▶ [Direction]
It is required that all of the data be written out exactly.
+++
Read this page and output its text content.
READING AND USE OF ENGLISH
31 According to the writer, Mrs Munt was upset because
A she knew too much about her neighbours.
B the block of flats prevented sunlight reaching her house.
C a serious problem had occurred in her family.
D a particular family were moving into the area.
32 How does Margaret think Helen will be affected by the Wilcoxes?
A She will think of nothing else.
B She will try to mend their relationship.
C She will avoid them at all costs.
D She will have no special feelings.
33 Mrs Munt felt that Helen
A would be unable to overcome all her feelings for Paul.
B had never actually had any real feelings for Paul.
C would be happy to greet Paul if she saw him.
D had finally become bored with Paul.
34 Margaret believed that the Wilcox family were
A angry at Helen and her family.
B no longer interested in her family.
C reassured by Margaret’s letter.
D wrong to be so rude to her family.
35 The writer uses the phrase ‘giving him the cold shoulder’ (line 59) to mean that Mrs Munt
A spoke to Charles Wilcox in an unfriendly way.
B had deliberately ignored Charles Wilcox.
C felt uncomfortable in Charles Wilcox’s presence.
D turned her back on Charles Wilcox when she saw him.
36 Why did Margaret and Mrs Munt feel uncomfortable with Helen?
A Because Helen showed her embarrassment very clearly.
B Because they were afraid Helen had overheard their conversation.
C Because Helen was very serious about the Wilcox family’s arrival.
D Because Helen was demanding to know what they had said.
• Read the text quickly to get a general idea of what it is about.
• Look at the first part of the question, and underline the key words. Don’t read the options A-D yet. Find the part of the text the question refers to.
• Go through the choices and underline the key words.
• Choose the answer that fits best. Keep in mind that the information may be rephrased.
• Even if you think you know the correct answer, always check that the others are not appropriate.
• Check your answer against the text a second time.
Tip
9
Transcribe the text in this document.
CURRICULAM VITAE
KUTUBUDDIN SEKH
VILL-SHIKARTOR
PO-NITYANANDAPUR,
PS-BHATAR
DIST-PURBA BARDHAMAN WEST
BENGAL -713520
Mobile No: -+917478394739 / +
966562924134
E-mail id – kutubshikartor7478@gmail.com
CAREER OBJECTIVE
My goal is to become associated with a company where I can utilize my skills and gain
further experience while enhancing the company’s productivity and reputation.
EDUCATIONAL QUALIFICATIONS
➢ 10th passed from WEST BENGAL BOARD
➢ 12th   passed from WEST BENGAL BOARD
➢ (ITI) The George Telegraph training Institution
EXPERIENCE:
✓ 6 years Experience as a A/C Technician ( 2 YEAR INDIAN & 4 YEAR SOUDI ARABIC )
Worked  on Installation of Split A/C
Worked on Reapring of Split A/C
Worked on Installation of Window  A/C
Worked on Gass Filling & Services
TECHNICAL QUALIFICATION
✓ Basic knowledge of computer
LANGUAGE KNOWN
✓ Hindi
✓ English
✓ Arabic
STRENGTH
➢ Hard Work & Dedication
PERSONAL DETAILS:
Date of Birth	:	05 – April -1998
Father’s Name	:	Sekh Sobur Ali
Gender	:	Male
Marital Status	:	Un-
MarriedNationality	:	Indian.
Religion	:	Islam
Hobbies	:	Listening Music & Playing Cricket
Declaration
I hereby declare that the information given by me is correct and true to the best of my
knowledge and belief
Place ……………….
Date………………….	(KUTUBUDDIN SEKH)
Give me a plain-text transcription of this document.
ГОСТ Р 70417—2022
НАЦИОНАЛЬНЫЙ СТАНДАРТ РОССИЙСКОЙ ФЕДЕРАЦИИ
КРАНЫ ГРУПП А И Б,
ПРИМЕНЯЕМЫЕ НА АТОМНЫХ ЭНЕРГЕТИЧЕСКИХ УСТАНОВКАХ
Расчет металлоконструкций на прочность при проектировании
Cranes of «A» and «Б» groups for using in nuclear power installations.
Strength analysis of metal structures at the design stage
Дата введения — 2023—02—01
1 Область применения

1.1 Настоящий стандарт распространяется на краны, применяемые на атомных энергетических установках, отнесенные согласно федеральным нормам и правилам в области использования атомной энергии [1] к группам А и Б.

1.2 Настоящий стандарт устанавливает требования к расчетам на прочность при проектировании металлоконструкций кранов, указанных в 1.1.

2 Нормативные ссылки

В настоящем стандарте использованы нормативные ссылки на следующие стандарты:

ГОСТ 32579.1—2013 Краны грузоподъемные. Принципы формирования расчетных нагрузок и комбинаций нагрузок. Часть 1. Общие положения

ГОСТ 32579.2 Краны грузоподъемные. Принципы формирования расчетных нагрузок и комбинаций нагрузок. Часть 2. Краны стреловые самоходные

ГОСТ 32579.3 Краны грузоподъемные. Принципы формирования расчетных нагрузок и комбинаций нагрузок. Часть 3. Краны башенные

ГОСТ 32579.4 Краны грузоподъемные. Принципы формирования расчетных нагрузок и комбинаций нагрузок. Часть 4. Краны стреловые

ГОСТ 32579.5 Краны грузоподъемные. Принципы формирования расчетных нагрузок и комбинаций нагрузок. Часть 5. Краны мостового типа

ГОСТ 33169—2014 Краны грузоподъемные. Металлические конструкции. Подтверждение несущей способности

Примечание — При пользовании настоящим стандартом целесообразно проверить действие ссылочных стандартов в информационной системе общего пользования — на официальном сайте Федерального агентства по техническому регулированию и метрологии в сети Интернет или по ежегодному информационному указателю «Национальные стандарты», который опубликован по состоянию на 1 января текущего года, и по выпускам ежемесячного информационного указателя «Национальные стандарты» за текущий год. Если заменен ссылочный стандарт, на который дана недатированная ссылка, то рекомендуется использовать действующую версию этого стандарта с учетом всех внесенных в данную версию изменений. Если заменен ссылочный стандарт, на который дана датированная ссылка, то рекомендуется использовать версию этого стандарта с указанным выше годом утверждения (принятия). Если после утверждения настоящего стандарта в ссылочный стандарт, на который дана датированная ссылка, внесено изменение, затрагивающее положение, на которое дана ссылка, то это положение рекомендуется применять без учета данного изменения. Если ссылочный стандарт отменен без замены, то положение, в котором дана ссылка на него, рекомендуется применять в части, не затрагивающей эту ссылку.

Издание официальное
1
+++
▶ [Solution below]
Read this page and output its text content.
READING AND USE OF ENGLISH
31 According to the writer, Mrs Munt was upset because
A she knew too much about her neighbours.
B the block of flats prevented sunlight reaching her house.
C a serious problem had occurred in her family.
D a particular family were moving into the area.
32 How does Margaret think Helen will be affected by the Wilcoxes?
A She will think of nothing else.
B She will try to mend their relationship.
C She will avoid them at all costs.
D She will have no special feelings.
33 Mrs Munt felt that Helen
A would be unable to overcome all her feelings for Paul.
B had never actually had any real feelings for Paul.
C would be happy to greet Paul if she saw him.
D had finally become bored with Paul.
34 Margaret believed that the Wilcox family were
A angry at Helen and her family.
B no longer interested in her family.
C reassured by Margaret’s letter.
D wrong to be so rude to her family.
35 The writer uses the phrase ‘giving him the cold shoulder’ (line 59) to mean that Mrs Munt
A spoke to Charles Wilcox in an unfriendly way.
B had deliberately ignored Charles Wilcox.
C felt uncomfortable in Charles Wilcox’s presence.
D turned her back on Charles Wilcox when she saw him.
36 Why did Margaret and Mrs Munt feel uncomfortable with Helen?
A Because Helen showed her embarrassment very clearly.
B Because they were afraid Helen had overheard their conversation.
C Because Helen was very serious about the Wilcox family’s arrival.
D Because Helen was demanding to know what they had said.
• Read the text quickly to get a general idea of what it is about.
• Look at the first part of the question, and underline the key words. Don’t read the options A-D yet. Find the part of the text the question refers to.
• Go through the choices and underline the key words.
• Choose the answer that fits best. Keep in mind that the information may be rephrased.
• Even if you think you know the correct answer, always check that the others are not appropriate.
• Check your answer against the text a second time.
Tip
9
Transcribe the text in this document.
CURRICULAM VITAE
KUTUBUDDIN SEKH
VILL-SHIKARTOR
PO-NITYANANDAPUR,
PS-BHATAR
DIST-PURBA BARDHAMAN WEST
BENGAL -713520
Mobile No: -+917478394739 / +
966562924134
E-mail id – kutubshikartor7478@gmail.com
CAREER OBJECTIVE
My goal is to become associated with a company where I can utilize my skills and gain
further experience while enhancing the company’s productivity and reputation.
EDUCATIONAL QUALIFICATIONS
➢ 10th passed from WEST BENGAL BOARD
➢ 12th   passed from WEST BENGAL BOARD
➢ (ITI) The George Telegraph training Institution
EXPERIENCE:
✓ 6 years Experience as a A/C Technician ( 2 YEAR INDIAN & 4 YEAR SOUDI ARABIC )
Worked  on Installation of Split A/C
Worked on Reapring of Split A/C
Worked on Installation of Window  A/C
Worked on Gass Filling & Services
TECHNICAL QUALIFICATION
✓ Basic knowledge of computer
LANGUAGE KNOWN
✓ Hindi
✓ English
✓ Arabic
STRENGTH
➢ Hard Work & Dedication
PERSONAL DETAILS:
Date of Birth	:	05 – April -1998
Father’s Name	:	Sekh Sobur Ali
Gender	:	Male
Marital Status	:	Un-
MarriedNationality	:	Indian.
Religion	:	Islam
Hobbies	:	Listening Music & Playing Cricket
Declaration
I hereby declare that the information given by me is correct and true to the best of my
knowledge and belief
Place ……………….
Date………………….	(KUTUBUDDIN SEKH)
Give me a plain-text transcription of this document.
ГОСТ Р 70417—2022
НАЦИОНАЛЬНЫЙ СТАНДАРТ РОССИЙСКОЙ ФЕДЕРАЦИИ
КРАНЫ ГРУПП А И Б,
ПРИМЕНЯЕМЫЕ НА АТОМНЫХ ЭНЕРГЕТИЧЕСКИХ УСТАНОВКАХ
Расчет металлоконструкций на прочность при проектировании
Cranes of «A» and «Б» groups for using in nuclear power installations.
Strength analysis of metal structures at the design stage
Дата введения — 2023—02—01
1 Область применения

1.1 Настоящий стандарт распространяется на краны, применяемые на атомных энергетических установках, отнесенные согласно федеральным нормам и правилам в области использования атомной энергии [1] к группам А и Б.

1.2 Настоящий стандарт устанавливает требования к расчетам на прочность при проектировании металлоконструкций кранов, указанных в 1.1.

2 Нормативные ссылки

В настоящем стандарте использованы нормативные ссылки на следующие стандарты:

ГОСТ 32579.1—2013 Краны грузоподъемные. Принципы формирования расчетных нагрузок и комбинаций нагрузок. Часть 1. Общие положения

ГОСТ 32579.2 Краны грузоподъемные. Принципы формирования расчетных нагрузок и комбинаций нагрузок. Часть 2. Краны стреловые самоходные

ГОСТ 32579.3 Краны грузоподъемные. Принципы формирования расчетных нагрузок и комбинаций нагрузок. Часть 3. Краны башенные

ГОСТ 32579.4 Краны грузоподъемные. Принципы формирования расчетных нагрузок и комбинаций нагрузок. Часть 4. Краны стреловые

ГОСТ 32579.5 Краны грузоподъемные. Принципы формирования расчетных нагрузок и комбинаций нагрузок. Часть 5. Краны мостового типа

ГОСТ 33169—2014 Краны грузоподъемные. Металлические конструкции. Подтверждение несущей способности

Примечание — При пользовании настоящим стандартом целесообразно проверить действие ссылочных стандартов в информационной системе общего пользования — на официальном сайте Федерального агентства по техническому регулированию и метрологии в сети Интернет или по ежегодному информационному указателю «Национальные стандарты», который опубликован по состоянию на 1 января текущего года, и по выпускам ежемесячного информационного указателя «Национальные стандарты» за текущий год. Если заменен ссылочный стандарт, на который дана недатированная ссылка, то рекомендуется использовать действующую версию этого стандарта с учетом всех внесенных в данную версию изменений. Если заменен ссылочный стандарт, на который дана датированная ссылка, то рекомендуется использовать версию этого стандарта с указанным выше годом утверждения (принятия). Если после утверждения настоящего стандарта в ссылочный стандарт, на который дана датированная ссылка, внесено изменение, затрагивающее положение, на которое дана ссылка, то это положение рекомендуется применять без учета данного изменения. Если ссылочный стандарт отменен без замены, то положение, в котором дана ссылка на него, рекомендуется применять в части, не затрагивающей эту ссылку.

Издание официальное
1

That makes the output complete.